Extracts from a graphics dataset:
====

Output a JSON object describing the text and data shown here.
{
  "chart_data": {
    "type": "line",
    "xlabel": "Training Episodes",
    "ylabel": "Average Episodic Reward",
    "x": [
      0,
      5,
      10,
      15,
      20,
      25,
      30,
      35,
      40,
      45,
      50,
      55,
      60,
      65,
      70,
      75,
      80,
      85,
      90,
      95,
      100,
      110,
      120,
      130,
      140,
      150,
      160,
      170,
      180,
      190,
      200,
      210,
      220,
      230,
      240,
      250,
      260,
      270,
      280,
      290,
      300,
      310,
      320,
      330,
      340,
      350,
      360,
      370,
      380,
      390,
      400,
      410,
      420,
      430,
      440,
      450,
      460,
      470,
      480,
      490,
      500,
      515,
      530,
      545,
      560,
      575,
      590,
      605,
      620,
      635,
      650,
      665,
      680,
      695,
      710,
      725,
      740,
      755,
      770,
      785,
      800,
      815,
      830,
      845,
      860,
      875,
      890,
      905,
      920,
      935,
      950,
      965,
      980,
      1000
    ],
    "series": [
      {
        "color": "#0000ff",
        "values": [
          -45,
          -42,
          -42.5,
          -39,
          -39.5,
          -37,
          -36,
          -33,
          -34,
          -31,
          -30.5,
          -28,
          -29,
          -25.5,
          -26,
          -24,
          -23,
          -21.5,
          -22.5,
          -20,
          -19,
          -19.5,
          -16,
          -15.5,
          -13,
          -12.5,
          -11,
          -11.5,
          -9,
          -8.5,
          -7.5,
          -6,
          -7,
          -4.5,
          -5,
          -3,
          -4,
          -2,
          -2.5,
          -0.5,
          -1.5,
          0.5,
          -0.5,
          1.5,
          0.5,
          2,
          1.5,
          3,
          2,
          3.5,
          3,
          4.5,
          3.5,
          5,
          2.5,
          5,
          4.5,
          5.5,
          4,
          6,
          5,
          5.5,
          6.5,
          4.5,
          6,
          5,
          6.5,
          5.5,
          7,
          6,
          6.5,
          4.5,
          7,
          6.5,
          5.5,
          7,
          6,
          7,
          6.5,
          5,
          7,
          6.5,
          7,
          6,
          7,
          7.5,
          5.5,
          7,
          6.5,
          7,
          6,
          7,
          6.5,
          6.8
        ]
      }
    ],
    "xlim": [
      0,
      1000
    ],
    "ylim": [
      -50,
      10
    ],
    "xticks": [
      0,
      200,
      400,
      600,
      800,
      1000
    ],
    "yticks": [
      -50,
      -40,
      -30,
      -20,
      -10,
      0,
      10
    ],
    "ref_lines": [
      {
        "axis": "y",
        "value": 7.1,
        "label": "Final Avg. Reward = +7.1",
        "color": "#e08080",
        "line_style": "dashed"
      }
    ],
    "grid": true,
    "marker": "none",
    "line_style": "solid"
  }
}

====

THE REQUEST =
Report the number of lines in the entries above that include the string "Reward". Give nothing but the number.

WRITTEN SOLUTION =
2